[GIVEN INSTRUCTION]
Reproduce all of the data that follows, character for character.

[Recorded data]
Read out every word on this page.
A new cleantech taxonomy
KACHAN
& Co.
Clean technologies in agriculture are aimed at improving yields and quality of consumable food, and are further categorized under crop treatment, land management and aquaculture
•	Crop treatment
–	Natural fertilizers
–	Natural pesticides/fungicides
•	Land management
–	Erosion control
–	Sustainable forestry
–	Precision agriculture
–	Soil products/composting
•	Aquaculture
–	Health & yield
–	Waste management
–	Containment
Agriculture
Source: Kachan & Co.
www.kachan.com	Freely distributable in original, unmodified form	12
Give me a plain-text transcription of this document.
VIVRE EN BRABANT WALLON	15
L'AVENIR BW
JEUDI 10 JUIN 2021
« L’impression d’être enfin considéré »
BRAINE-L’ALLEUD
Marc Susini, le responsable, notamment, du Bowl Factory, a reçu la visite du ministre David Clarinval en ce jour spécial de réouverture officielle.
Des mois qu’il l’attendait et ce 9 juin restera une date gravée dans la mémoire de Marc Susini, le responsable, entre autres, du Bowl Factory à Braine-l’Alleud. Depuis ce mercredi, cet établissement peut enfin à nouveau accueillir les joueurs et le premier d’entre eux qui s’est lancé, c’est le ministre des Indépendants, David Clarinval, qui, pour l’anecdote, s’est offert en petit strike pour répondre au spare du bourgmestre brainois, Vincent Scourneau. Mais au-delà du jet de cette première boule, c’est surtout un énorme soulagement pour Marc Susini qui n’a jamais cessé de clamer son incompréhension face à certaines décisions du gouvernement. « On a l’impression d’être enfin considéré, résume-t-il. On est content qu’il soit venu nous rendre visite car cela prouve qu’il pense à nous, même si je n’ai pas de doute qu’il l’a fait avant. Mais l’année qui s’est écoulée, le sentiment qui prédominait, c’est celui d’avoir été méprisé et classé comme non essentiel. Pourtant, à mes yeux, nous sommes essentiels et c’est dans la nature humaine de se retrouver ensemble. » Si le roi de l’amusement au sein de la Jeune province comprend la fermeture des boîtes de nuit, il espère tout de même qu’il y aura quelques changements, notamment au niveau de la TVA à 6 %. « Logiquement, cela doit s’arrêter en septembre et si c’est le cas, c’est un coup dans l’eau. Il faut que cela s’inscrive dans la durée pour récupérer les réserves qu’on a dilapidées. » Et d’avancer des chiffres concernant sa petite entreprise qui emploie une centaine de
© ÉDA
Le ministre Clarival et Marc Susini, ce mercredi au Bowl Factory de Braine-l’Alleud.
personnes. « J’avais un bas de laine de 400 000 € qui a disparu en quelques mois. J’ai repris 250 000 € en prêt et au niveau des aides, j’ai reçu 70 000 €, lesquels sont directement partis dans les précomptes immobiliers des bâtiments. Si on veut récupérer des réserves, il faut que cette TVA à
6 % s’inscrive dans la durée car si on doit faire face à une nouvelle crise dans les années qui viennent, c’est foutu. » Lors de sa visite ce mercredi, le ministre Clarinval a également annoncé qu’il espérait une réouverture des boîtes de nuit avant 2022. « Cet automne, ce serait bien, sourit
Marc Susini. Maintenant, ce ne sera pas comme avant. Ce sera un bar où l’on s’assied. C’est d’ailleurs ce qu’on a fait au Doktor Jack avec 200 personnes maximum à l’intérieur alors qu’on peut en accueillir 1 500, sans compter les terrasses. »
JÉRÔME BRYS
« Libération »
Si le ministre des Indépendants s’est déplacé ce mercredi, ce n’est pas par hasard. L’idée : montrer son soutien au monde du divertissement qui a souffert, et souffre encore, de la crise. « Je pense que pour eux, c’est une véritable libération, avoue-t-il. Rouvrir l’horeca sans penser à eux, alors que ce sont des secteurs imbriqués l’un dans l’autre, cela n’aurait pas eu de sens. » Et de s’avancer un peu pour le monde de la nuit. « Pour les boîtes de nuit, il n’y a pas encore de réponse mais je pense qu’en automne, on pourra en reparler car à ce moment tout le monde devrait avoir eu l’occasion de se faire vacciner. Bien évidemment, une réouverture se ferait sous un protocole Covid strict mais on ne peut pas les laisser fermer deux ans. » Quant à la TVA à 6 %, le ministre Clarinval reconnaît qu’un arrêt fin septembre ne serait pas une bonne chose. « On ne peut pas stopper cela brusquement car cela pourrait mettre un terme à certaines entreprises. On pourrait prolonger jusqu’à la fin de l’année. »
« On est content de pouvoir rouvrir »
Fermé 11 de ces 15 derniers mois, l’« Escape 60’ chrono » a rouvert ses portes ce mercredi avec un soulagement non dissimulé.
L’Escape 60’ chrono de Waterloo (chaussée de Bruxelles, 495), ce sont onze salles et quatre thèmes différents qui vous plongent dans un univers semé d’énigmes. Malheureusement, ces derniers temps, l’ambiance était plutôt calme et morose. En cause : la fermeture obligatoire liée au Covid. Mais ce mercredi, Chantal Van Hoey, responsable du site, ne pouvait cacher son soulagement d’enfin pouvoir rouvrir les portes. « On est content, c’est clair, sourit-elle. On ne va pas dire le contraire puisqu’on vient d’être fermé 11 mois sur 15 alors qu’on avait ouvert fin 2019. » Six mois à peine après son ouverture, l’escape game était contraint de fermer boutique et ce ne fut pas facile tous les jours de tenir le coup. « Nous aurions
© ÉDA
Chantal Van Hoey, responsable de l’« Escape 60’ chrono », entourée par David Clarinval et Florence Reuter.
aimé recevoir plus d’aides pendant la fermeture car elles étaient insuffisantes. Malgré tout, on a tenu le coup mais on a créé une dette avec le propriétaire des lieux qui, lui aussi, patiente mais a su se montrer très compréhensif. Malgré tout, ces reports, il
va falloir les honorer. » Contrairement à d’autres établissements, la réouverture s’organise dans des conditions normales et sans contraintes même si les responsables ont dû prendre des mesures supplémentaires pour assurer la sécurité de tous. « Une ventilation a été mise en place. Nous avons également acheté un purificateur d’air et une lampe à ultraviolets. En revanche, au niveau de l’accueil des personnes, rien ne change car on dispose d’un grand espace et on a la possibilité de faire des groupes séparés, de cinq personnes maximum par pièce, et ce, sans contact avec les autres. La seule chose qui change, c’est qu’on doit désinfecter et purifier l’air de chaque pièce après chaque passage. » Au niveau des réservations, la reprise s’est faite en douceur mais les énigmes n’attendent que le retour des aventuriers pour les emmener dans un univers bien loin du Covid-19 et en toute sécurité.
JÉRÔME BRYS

[TASK OUTPUT]
Read out every word on this page.
A new cleantech taxonomy
KACHAN
& Co.
Clean technologies in agriculture are aimed at improving yields and quality of consumable food, and are further categorized under crop treatment, land management and aquaculture
•	Crop treatment
–	Natural fertilizers
–	Natural pesticides/fungicides
•	Land management
–	Erosion control
–	Sustainable forestry
–	Precision agriculture
–	Soil products/composting
•	Aquaculture
–	Health & yield
–	Waste management
–	Containment
Agriculture
Source: Kachan & Co.
www.kachan.com	Freely distributable in original, unmodified form	12
Give me a plain-text transcription of this document.
VIVRE EN BRABANT WALLON	15
L'AVENIR BW
JEUDI 10 JUIN 2021
« L’impression d’être enfin considéré »
BRAINE-L’ALLEUD
Marc Susini, le responsable, notamment, du Bowl Factory, a reçu la visite du ministre David Clarinval en ce jour spécial de réouverture officielle.
Des mois qu’il l’attendait et ce 9 juin restera une date gravée dans la mémoire de Marc Susini, le responsable, entre autres, du Bowl Factory à Braine-l’Alleud. Depuis ce mercredi, cet établissement peut enfin à nouveau accueillir les joueurs et le premier d’entre eux qui s’est lancé, c’est le ministre des Indépendants, David Clarinval, qui, pour l’anecdote, s’est offert en petit strike pour répondre au spare du bourgmestre brainois, Vincent Scourneau. Mais au-delà du jet de cette première boule, c’est surtout un énorme soulagement pour Marc Susini qui n’a jamais cessé de clamer son incompréhension face à certaines décisions du gouvernement. « On a l’impression d’être enfin considéré, résume-t-il. On est content qu’il soit venu nous rendre visite car cela prouve qu’il pense à nous, même si je n’ai pas de doute qu’il l’a fait avant. Mais l’année qui s’est écoulée, le sentiment qui prédominait, c’est celui d’avoir été méprisé et classé comme non essentiel. Pourtant, à mes yeux, nous sommes essentiels et c’est dans la nature humaine de se retrouver ensemble. » Si le roi de l’amusement au sein de la Jeune province comprend la fermeture des boîtes de nuit, il espère tout de même qu’il y aura quelques changements, notamment au niveau de la TVA à 6 %. « Logiquement, cela doit s’arrêter en septembre et si c’est le cas, c’est un coup dans l’eau. Il faut que cela s’inscrive dans la durée pour récupérer les réserves qu’on a dilapidées. » Et d’avancer des chiffres concernant sa petite entreprise qui emploie une centaine de
© ÉDA
Le ministre Clarival et Marc Susini, ce mercredi au Bowl Factory de Braine-l’Alleud.
personnes. « J’avais un bas de laine de 400 000 € qui a disparu en quelques mois. J’ai repris 250 000 € en prêt et au niveau des aides, j’ai reçu 70 000 €, lesquels sont directement partis dans les précomptes immobiliers des bâtiments. Si on veut récupérer des réserves, il faut que cette TVA à
6 % s’inscrive dans la durée car si on doit faire face à une nouvelle crise dans les années qui viennent, c’est foutu. » Lors de sa visite ce mercredi, le ministre Clarinval a également annoncé qu’il espérait une réouverture des boîtes de nuit avant 2022. « Cet automne, ce serait bien, sourit
Marc Susini. Maintenant, ce ne sera pas comme avant. Ce sera un bar où l’on s’assied. C’est d’ailleurs ce qu’on a fait au Doktor Jack avec 200 personnes maximum à l’intérieur alors qu’on peut en accueillir 1 500, sans compter les terrasses. »
JÉRÔME BRYS
« Libération »
Si le ministre des Indépendants s’est déplacé ce mercredi, ce n’est pas par hasard. L’idée : montrer son soutien au monde du divertissement qui a souffert, et souffre encore, de la crise. « Je pense que pour eux, c’est une véritable libération, avoue-t-il. Rouvrir l’horeca sans penser à eux, alors que ce sont des secteurs imbriqués l’un dans l’autre, cela n’aurait pas eu de sens. » Et de s’avancer un peu pour le monde de la nuit. « Pour les boîtes de nuit, il n’y a pas encore de réponse mais je pense qu’en automne, on pourra en reparler car à ce moment tout le monde devrait avoir eu l’occasion de se faire vacciner. Bien évidemment, une réouverture se ferait sous un protocole Covid strict mais on ne peut pas les laisser fermer deux ans. » Quant à la TVA à 6 %, le ministre Clarinval reconnaît qu’un arrêt fin septembre ne serait pas une bonne chose. « On ne peut pas stopper cela brusquement car cela pourrait mettre un terme à certaines entreprises. On pourrait prolonger jusqu’à la fin de l’année. »
« On est content de pouvoir rouvrir »
Fermé 11 de ces 15 derniers mois, l’« Escape 60’ chrono » a rouvert ses portes ce mercredi avec un soulagement non dissimulé.
L’Escape 60’ chrono de Waterloo (chaussée de Bruxelles, 495), ce sont onze salles et quatre thèmes différents qui vous plongent dans un univers semé d’énigmes. Malheureusement, ces derniers temps, l’ambiance était plutôt calme et morose. En cause : la fermeture obligatoire liée au Covid. Mais ce mercredi, Chantal Van Hoey, responsable du site, ne pouvait cacher son soulagement d’enfin pouvoir rouvrir les portes. « On est content, c’est clair, sourit-elle. On ne va pas dire le contraire puisqu’on vient d’être fermé 11 mois sur 15 alors qu’on avait ouvert fin 2019. » Six mois à peine après son ouverture, l’escape game était contraint de fermer boutique et ce ne fut pas facile tous les jours de tenir le coup. « Nous aurions
© ÉDA
Chantal Van Hoey, responsable de l’« Escape 60’ chrono », entourée par David Clarinval et Florence Reuter.
aimé recevoir plus d’aides pendant la fermeture car elles étaient insuffisantes. Malgré tout, on a tenu le coup mais on a créé une dette avec le propriétaire des lieux qui, lui aussi, patiente mais a su se montrer très compréhensif. Malgré tout, ces reports, il
va falloir les honorer. » Contrairement à d’autres établissements, la réouverture s’organise dans des conditions normales et sans contraintes même si les responsables ont dû prendre des mesures supplémentaires pour assurer la sécurité de tous. « Une ventilation a été mise en place. Nous avons également acheté un purificateur d’air et une lampe à ultraviolets. En revanche, au niveau de l’accueil des personnes, rien ne change car on dispose d’un grand espace et on a la possibilité de faire des groupes séparés, de cinq personnes maximum par pièce, et ce, sans contact avec les autres. La seule chose qui change, c’est qu’on doit désinfecter et purifier l’air de chaque pièce après chaque passage. » Au niveau des réservations, la reprise s’est faite en douceur mais les énigmes n’attendent que le retour des aventuriers pour les emmener dans un univers bien loin du Covid-19 et en toute sécurité.
JÉRÔME BRYS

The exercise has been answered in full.